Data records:
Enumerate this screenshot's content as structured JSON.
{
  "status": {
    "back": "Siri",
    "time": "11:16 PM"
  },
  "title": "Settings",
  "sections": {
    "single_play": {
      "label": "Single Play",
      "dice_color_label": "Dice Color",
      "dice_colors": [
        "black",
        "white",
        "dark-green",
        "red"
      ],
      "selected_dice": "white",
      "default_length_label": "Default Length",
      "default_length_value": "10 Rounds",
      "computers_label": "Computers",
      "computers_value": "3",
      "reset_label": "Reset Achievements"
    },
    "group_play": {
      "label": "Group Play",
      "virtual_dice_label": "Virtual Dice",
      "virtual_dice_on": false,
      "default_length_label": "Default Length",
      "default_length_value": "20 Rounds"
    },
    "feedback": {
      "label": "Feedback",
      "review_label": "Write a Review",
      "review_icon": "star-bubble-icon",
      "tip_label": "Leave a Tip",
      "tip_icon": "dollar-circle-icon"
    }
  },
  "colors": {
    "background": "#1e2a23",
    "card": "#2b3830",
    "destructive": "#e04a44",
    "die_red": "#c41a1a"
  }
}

AIM. Return the whole listing exactly.

WRITTEN ANSWER.
Enumerate this screenshot's content as structured JSON.
{
  "status": {
    "back": "Siri",
    "time": "11:16 PM"
  },
  "title": "Settings",
  "sections": {
    "single_play": {
      "label": "Single Play",
      "dice_color_label": "Dice Color",
      "dice_colors": [
        "black",
        "white",
        "dark-green",
        "red"
      ],
      "selected_dice": "white",
      "default_length_label": "Default Length",
      "default_length_value": "10 Rounds",
      "computers_label": "Computers",
      "computers_value": "3",
      "reset_label": "Reset Achievements"
    },
    "group_play": {
      "label": "Group Play",
      "virtual_dice_label": "Virtual Dice",
      "virtual_dice_on": false,
      "default_length_label": "Default Length",
      "default_length_value": "20 Rounds"
    },
    "feedback": {
      "label": "Feedback",
      "review_label": "Write a Review",
      "review_icon": "star-bubble-icon",
      "tip_label": "Leave a Tip",
      "tip_icon": "dollar-circle-icon"
    }
  },
  "colors": {
    "background": "#1e2a23",
    "card": "#2b3830",
    "destructive": "#e04a44",
    "die_red": "#c41a1a"
  }
}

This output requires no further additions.